begin EXTRACTED DATA

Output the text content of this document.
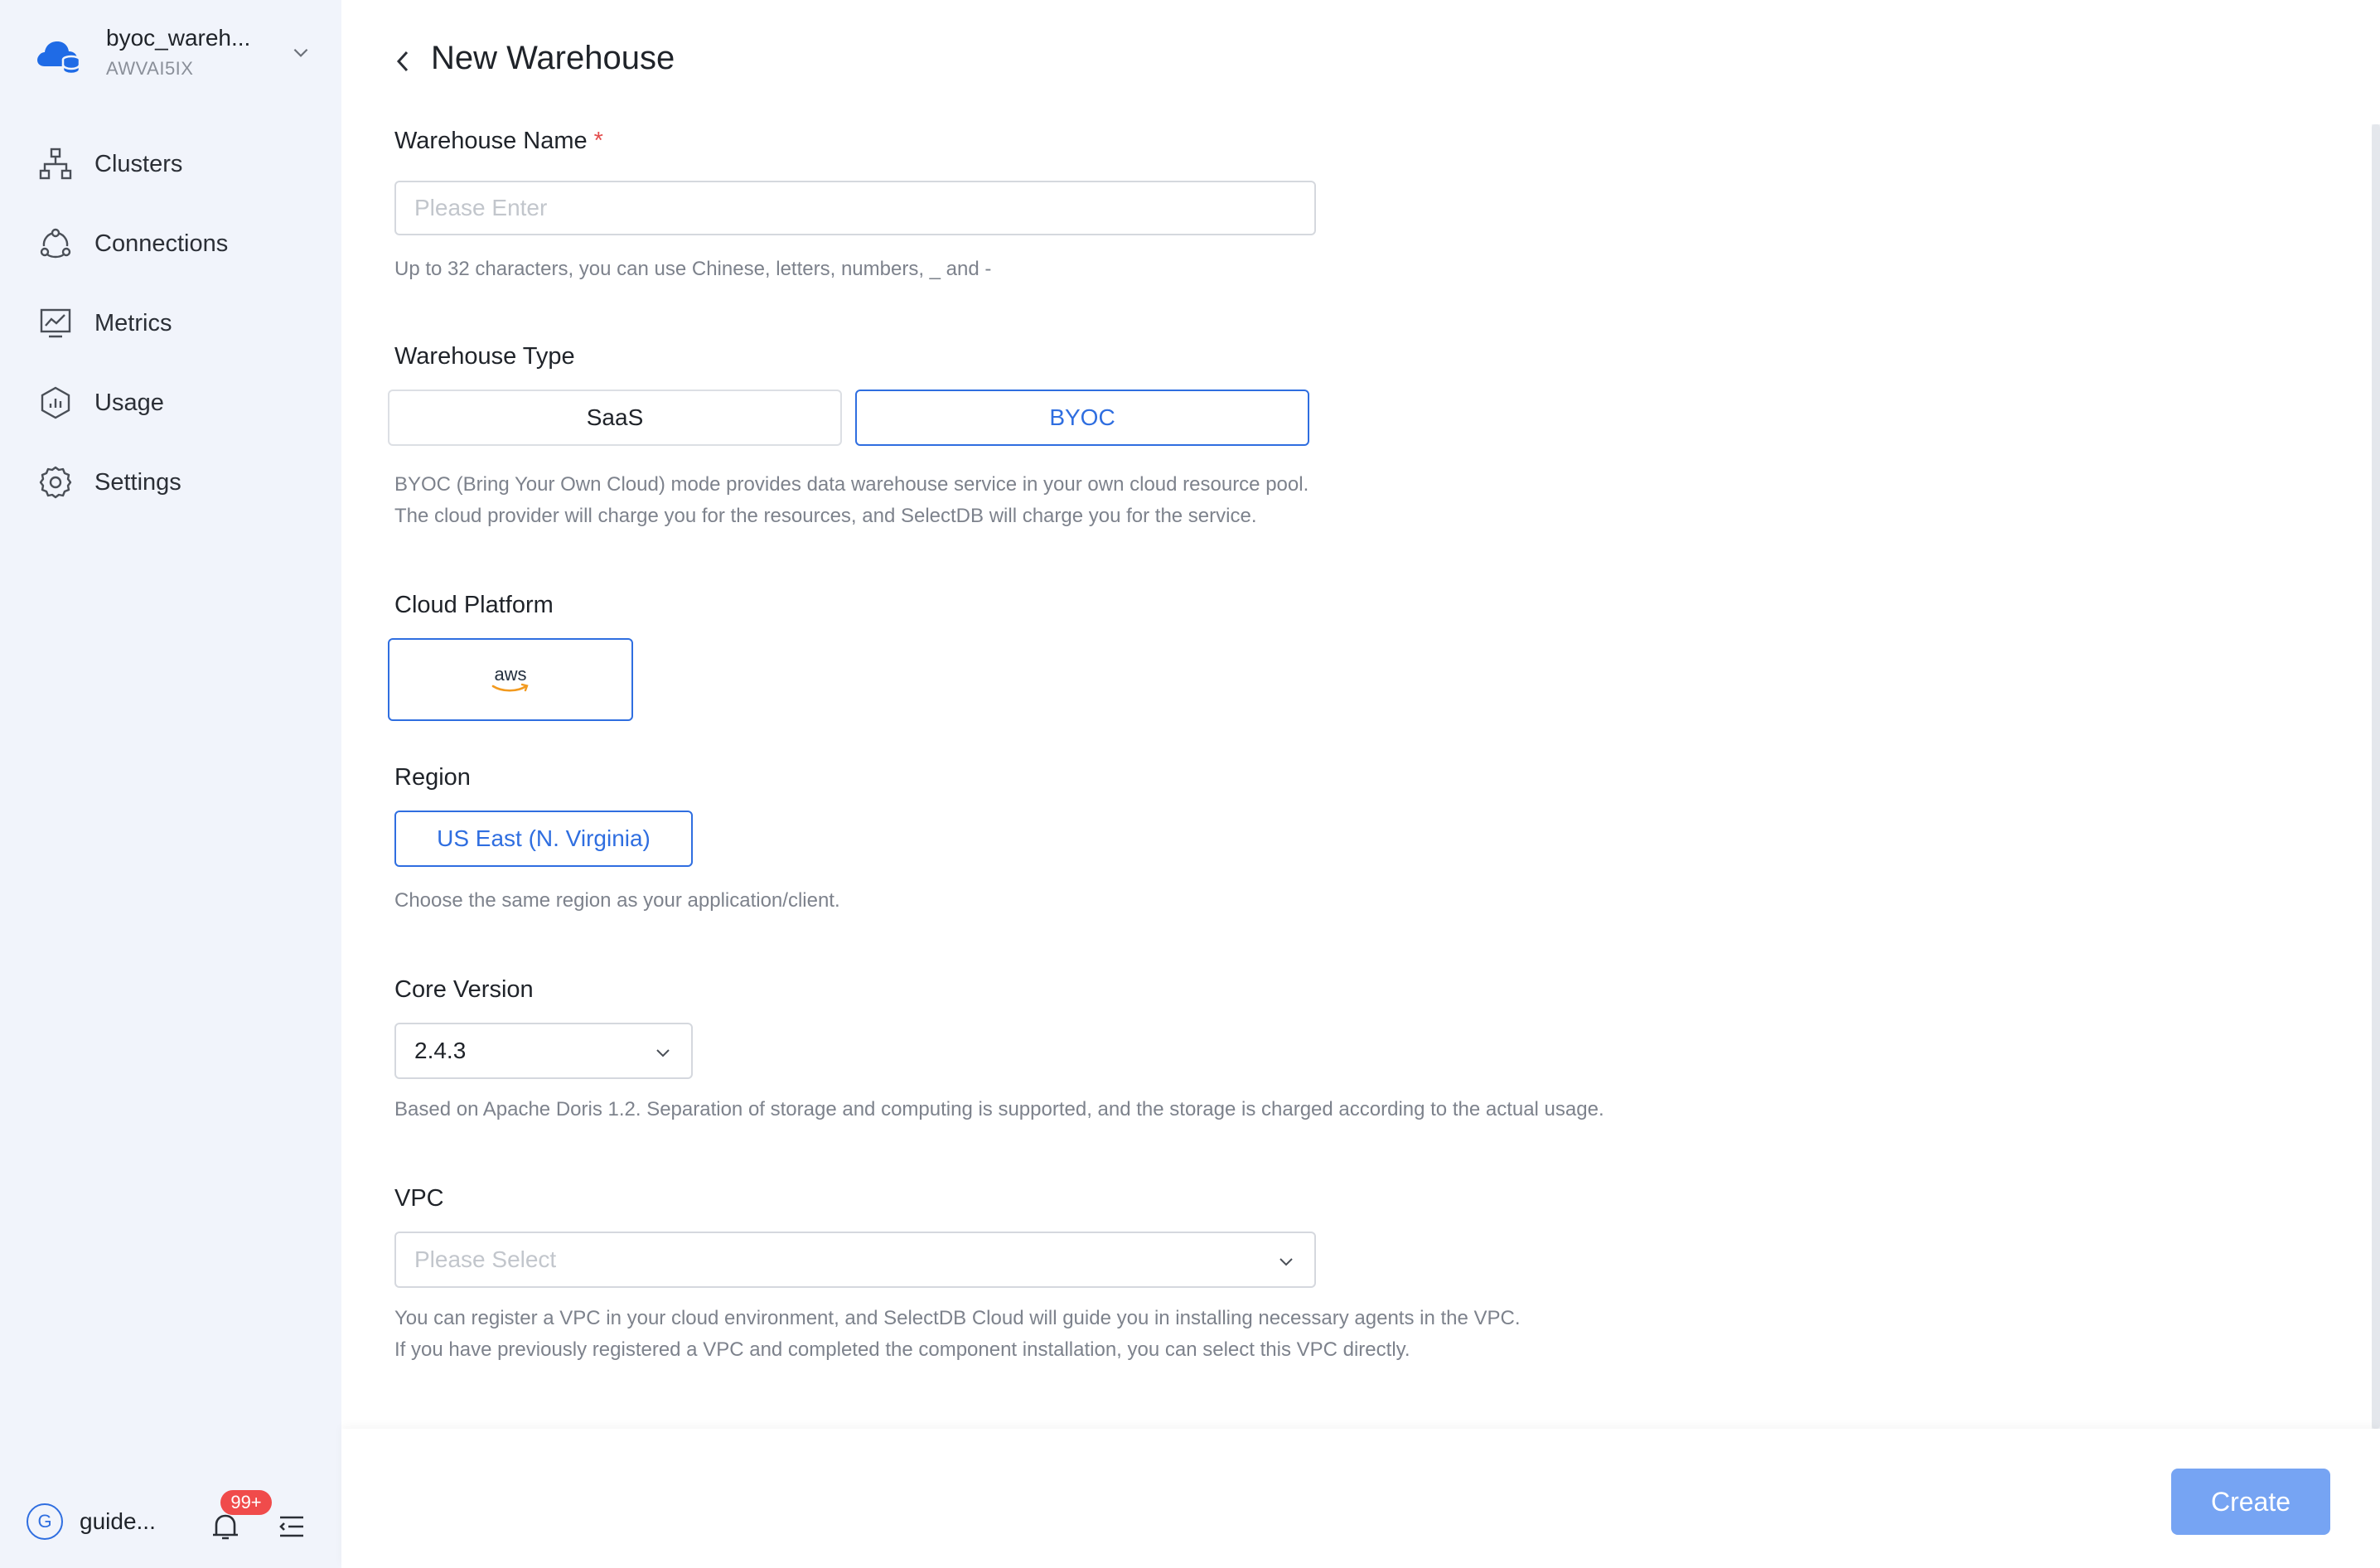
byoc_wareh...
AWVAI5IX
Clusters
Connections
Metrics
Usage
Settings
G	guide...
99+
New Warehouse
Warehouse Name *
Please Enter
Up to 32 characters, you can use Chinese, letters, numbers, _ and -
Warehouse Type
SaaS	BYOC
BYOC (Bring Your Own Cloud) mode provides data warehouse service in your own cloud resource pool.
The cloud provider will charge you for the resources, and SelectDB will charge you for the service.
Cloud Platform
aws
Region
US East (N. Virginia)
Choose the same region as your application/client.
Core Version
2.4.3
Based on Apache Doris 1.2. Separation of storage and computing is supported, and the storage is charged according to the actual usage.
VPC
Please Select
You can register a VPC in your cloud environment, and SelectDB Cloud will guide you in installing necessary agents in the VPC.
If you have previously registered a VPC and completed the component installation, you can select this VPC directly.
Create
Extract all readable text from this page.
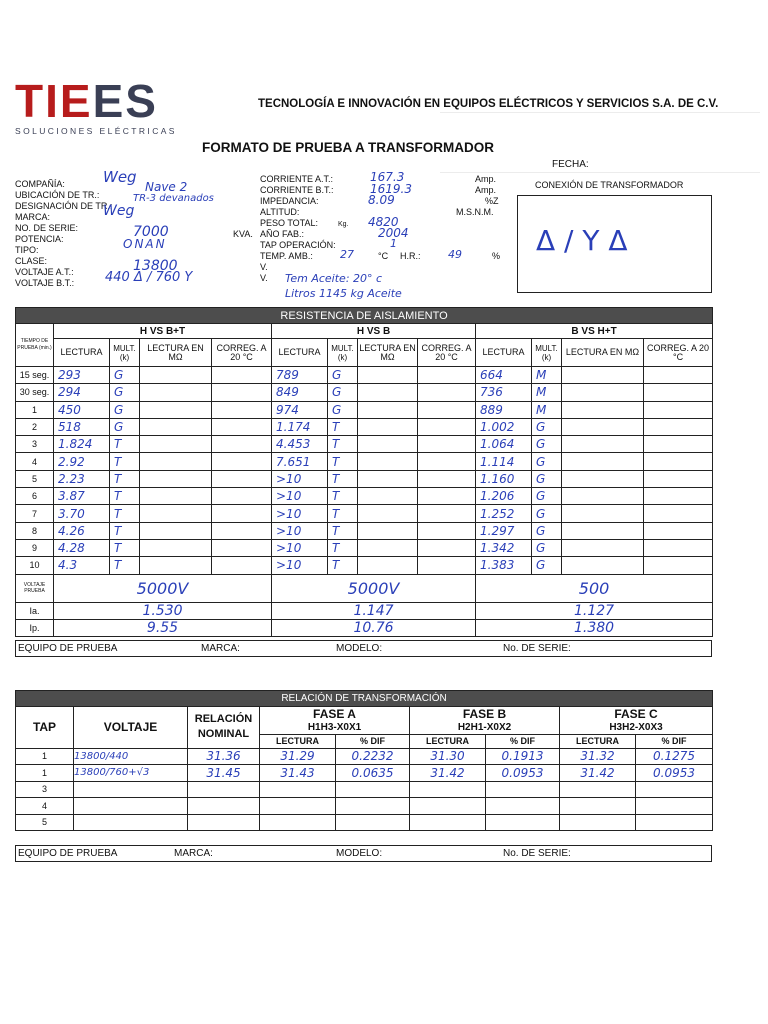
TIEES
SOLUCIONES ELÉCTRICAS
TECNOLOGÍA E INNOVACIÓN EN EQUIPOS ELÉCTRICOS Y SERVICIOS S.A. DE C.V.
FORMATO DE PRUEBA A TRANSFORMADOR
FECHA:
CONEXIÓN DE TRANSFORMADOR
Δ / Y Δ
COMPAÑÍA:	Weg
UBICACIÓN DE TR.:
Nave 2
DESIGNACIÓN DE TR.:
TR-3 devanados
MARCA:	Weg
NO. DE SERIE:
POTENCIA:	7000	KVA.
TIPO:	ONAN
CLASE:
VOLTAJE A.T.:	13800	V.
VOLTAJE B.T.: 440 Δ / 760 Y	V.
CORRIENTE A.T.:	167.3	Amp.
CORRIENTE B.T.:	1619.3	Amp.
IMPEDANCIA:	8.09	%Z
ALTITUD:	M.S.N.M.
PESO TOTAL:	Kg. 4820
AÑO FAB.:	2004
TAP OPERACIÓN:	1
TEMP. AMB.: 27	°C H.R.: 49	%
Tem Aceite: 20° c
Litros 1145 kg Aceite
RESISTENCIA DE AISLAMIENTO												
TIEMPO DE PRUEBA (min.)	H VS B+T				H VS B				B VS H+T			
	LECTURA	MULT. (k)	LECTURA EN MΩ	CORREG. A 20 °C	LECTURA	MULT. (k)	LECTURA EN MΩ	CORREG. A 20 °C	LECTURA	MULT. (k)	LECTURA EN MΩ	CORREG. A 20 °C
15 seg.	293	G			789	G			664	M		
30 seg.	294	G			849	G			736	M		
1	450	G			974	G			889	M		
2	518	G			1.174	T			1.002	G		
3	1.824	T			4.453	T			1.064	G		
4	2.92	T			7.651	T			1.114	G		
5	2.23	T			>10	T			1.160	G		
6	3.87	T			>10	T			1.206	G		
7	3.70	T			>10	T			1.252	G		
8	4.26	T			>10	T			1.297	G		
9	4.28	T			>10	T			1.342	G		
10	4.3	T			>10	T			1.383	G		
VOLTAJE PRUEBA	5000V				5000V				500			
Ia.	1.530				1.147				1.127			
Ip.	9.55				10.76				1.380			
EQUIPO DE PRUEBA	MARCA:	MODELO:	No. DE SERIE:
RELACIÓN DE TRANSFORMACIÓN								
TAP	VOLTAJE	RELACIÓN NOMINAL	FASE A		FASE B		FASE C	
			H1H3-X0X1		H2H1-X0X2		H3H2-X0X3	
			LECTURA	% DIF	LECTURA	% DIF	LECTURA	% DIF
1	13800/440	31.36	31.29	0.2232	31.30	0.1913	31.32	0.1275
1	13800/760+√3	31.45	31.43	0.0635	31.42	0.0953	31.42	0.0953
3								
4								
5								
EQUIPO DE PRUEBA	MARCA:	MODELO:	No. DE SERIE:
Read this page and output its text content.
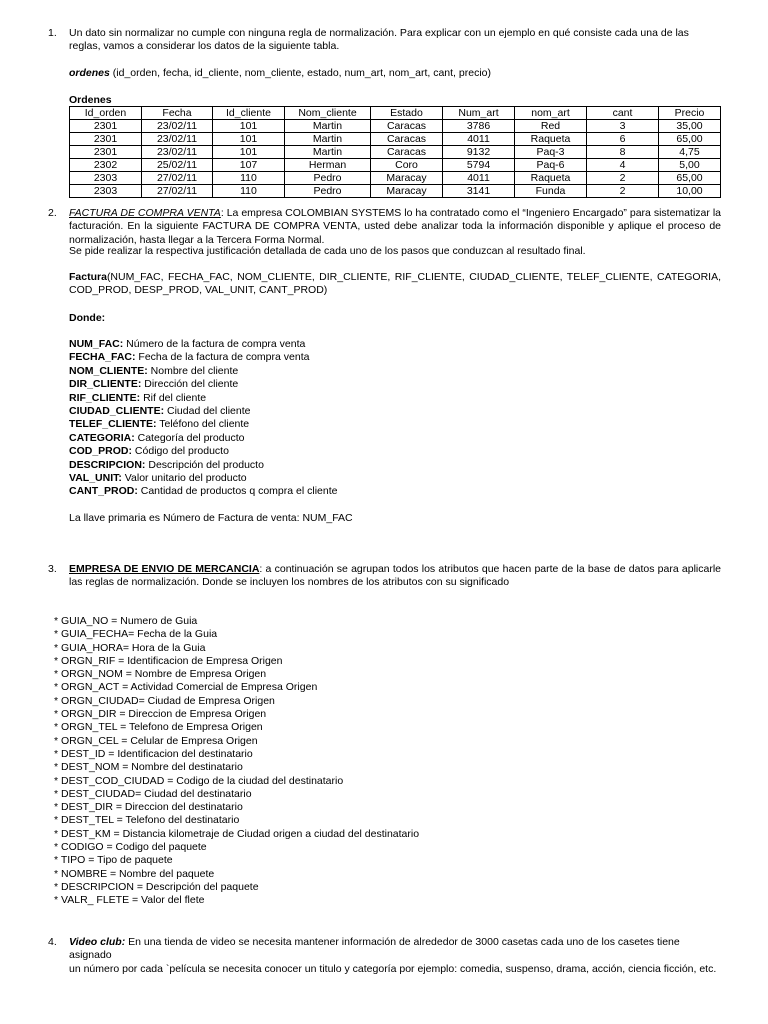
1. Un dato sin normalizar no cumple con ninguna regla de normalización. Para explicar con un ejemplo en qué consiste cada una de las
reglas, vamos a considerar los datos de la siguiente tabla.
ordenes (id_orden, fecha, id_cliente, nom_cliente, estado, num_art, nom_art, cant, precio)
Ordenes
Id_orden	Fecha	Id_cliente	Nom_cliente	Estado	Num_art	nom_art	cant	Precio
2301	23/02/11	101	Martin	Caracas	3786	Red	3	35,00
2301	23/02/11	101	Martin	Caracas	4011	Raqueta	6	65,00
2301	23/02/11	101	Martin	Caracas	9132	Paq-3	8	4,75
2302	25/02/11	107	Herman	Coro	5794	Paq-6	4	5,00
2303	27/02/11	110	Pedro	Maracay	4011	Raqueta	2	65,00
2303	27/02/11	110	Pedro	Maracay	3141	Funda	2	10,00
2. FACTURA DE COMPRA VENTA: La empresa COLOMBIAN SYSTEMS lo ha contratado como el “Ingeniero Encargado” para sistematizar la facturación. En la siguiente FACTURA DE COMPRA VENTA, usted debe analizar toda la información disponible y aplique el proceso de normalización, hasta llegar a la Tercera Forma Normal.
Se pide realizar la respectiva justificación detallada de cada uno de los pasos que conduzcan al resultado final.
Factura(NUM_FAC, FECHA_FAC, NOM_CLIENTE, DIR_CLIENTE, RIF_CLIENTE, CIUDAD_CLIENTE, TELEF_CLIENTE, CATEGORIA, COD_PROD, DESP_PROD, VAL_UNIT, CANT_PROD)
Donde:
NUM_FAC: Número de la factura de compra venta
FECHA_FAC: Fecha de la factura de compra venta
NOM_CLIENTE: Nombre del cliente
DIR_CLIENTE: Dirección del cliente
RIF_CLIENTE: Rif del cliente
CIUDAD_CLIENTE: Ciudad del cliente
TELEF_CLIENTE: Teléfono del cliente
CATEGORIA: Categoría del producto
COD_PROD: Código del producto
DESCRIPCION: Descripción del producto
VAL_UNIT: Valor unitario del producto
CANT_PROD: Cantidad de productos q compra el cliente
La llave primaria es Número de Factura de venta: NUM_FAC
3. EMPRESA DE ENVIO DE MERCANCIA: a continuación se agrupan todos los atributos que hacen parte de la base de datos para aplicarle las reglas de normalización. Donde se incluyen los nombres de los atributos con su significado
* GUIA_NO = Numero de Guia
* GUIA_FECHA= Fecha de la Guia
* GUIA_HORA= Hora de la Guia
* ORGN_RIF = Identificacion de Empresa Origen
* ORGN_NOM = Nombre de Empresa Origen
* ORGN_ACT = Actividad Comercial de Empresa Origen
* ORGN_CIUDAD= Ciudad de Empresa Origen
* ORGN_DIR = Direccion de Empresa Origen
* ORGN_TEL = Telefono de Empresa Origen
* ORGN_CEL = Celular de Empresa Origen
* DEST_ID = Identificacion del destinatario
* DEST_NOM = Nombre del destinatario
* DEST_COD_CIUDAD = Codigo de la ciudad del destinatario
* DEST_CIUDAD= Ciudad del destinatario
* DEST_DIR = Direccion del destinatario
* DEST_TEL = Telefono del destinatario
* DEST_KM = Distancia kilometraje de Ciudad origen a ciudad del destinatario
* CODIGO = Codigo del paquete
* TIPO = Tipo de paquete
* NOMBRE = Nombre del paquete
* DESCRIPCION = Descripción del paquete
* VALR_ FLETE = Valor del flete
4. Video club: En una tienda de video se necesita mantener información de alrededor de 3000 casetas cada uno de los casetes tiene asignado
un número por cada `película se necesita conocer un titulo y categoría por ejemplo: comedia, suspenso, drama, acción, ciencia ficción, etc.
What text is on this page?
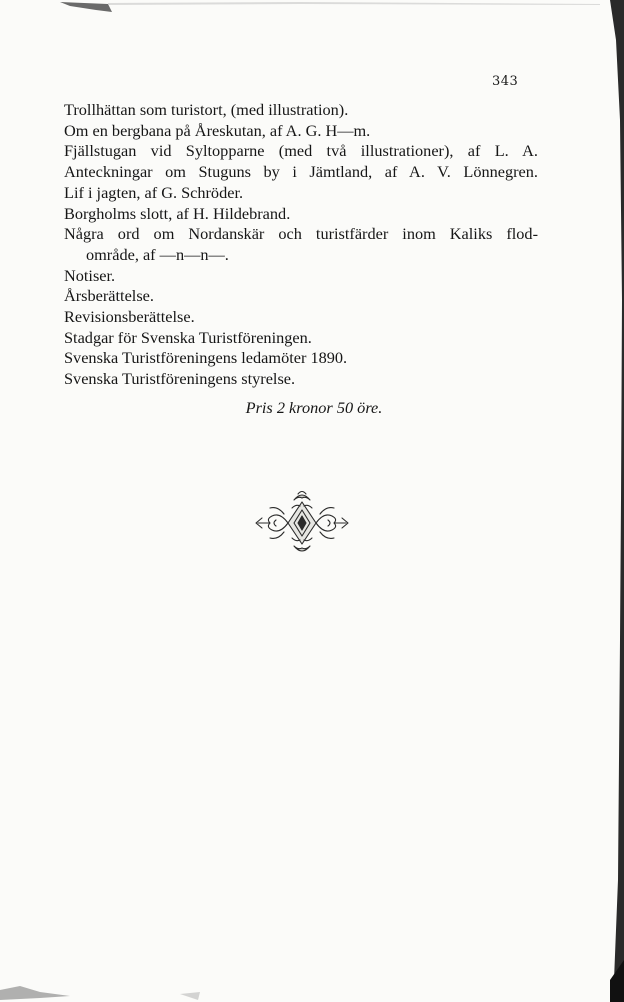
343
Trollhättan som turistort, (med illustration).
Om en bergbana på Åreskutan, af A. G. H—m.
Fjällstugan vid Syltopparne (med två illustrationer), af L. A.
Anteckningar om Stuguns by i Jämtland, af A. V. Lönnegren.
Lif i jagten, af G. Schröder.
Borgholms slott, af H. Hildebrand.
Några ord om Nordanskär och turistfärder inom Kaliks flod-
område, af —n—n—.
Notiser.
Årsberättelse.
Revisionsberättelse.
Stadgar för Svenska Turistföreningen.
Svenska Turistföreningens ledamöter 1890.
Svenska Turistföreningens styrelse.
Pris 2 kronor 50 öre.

end EXTRACTED DATA

--- EXERCISE OBJECTIVE ---
Check each line above for "Telefono" and return the ones that have it.

--- RESULT OF THE EXERCISE ---
* ORGN_TEL = Telefono de Empresa Origen
* DEST_TEL = Telefono del destinatario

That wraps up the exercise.